Your instructions: Review the listing and copy each line that holds the word "Bezeichnung".

Material shown:
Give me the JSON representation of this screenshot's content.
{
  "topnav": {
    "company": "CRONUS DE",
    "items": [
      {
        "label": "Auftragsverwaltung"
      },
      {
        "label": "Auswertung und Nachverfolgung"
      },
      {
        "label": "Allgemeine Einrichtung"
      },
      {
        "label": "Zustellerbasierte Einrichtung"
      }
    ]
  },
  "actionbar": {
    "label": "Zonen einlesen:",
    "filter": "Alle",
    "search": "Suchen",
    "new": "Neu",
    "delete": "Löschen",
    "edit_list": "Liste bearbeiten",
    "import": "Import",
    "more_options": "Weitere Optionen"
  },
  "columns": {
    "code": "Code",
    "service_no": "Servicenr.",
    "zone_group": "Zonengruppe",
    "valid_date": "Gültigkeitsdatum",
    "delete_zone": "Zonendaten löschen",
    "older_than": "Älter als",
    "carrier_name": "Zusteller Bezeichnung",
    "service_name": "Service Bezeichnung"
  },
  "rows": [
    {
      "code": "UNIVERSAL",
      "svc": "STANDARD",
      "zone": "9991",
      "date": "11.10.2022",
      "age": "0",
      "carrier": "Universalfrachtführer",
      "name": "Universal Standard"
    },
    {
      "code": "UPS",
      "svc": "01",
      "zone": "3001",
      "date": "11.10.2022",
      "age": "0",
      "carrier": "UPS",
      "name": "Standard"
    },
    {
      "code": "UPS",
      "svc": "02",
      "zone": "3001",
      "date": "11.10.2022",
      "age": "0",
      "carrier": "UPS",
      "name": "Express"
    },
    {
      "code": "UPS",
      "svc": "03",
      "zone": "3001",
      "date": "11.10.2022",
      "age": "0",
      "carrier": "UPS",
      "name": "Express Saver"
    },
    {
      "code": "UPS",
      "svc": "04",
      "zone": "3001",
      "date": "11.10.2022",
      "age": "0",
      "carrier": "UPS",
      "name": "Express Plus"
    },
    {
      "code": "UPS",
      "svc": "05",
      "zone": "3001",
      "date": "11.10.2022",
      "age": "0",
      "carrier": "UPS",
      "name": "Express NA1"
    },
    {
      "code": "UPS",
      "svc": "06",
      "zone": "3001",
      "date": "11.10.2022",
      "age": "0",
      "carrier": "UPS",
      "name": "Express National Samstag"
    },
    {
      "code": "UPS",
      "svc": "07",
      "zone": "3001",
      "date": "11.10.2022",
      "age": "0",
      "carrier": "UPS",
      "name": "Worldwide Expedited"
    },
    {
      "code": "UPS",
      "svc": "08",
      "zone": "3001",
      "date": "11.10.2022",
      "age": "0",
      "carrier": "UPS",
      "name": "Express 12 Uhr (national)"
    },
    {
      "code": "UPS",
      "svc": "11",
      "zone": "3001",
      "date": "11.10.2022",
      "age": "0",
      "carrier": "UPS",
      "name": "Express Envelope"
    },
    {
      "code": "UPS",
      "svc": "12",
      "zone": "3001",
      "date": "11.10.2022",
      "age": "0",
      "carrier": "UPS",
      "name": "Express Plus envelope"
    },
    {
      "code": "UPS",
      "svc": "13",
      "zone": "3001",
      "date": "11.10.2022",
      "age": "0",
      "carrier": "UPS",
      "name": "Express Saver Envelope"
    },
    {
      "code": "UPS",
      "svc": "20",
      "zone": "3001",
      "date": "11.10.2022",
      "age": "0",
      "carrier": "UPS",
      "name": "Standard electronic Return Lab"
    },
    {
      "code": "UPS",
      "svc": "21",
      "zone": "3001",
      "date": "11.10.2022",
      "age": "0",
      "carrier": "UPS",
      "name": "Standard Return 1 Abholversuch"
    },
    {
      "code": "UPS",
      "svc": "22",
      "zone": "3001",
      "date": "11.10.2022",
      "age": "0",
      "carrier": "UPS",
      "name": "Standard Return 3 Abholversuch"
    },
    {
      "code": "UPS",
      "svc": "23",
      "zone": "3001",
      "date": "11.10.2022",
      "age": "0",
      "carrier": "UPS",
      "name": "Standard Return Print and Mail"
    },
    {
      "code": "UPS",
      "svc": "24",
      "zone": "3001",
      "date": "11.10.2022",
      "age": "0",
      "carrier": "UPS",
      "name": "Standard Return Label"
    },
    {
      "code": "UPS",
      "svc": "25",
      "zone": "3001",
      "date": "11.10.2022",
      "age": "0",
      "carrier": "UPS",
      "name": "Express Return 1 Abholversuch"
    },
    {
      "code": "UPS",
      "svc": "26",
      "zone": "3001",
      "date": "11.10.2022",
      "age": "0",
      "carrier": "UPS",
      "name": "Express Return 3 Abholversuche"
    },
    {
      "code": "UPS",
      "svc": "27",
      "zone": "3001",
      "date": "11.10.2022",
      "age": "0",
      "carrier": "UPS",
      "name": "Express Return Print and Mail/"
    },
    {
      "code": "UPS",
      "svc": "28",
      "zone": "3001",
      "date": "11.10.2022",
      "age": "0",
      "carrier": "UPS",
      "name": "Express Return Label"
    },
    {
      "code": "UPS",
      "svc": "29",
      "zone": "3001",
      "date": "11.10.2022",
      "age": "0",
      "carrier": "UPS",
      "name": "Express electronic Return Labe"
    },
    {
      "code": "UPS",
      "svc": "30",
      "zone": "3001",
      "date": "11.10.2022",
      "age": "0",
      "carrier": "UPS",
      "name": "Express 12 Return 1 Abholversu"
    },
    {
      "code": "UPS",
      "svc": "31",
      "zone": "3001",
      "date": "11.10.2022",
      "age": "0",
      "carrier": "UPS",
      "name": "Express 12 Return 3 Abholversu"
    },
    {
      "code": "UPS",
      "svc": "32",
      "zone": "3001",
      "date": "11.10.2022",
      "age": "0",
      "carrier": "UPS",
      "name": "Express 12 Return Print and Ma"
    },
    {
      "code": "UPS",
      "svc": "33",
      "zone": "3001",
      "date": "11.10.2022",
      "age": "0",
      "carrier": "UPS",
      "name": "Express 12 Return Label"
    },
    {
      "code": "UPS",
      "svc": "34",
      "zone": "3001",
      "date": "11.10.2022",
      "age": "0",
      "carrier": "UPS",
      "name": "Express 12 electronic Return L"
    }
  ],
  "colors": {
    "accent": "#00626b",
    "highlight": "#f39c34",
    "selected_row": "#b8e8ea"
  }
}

In response:
    "carrier_name": "Zusteller Bezeichnung",
    "service_name": "Service Bezeichnung"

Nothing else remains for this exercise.